> [Request]: In the records that follow, show each line where the word "Debug" is present.

****************

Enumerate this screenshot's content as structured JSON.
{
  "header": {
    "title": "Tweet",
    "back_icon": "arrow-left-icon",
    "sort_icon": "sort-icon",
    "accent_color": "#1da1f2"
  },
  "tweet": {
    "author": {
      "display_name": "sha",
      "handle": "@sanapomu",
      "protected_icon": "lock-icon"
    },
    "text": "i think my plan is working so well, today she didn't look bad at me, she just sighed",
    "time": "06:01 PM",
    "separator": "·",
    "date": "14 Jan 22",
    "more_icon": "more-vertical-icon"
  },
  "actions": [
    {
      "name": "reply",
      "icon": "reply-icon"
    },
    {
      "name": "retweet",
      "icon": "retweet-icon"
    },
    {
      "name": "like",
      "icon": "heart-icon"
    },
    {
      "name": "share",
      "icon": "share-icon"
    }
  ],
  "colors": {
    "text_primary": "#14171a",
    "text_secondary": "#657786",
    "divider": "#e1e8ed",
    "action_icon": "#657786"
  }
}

****************

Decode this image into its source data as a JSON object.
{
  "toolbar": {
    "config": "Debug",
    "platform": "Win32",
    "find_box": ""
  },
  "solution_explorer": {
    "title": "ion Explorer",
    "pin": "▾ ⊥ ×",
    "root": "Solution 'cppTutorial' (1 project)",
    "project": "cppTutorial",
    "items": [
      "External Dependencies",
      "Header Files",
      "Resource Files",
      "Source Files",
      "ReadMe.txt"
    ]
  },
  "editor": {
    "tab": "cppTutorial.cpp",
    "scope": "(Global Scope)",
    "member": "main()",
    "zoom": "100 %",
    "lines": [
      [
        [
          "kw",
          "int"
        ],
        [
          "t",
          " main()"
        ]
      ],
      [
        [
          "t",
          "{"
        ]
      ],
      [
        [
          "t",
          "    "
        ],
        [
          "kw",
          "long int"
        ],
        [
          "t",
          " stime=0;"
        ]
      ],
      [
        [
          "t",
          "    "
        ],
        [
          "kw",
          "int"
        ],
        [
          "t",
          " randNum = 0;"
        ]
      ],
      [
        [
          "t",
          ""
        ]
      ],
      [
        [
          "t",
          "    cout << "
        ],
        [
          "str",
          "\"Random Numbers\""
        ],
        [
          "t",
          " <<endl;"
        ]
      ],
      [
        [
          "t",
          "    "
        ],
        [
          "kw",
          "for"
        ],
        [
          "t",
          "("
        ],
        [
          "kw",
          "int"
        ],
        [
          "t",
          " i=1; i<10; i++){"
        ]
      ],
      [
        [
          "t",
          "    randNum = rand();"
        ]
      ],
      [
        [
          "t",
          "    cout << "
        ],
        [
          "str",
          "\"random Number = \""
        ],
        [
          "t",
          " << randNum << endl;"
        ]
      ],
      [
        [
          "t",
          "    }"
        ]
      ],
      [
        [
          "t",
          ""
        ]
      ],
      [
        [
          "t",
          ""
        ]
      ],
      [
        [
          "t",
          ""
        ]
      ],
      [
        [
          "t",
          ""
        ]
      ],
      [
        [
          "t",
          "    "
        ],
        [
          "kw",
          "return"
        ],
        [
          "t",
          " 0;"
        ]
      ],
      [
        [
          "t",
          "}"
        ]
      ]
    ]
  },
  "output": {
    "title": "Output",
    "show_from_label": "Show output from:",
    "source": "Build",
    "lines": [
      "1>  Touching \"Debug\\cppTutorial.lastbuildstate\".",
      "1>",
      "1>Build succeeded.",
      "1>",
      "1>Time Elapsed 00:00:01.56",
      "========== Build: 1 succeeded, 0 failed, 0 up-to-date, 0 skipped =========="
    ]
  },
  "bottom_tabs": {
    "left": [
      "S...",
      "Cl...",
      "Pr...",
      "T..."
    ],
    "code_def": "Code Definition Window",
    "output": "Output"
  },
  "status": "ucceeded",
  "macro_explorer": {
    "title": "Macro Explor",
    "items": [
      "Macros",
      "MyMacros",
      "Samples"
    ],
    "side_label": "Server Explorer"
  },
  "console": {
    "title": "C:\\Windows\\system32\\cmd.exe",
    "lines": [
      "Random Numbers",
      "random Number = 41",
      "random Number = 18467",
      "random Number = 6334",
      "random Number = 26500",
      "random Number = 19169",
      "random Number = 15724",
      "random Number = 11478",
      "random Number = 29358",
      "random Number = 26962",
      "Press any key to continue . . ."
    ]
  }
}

****************

> [Task response]:
    "config": "Debug",
      "1>  Touching \"Debug\\cppTutorial.lastbuildstate\".",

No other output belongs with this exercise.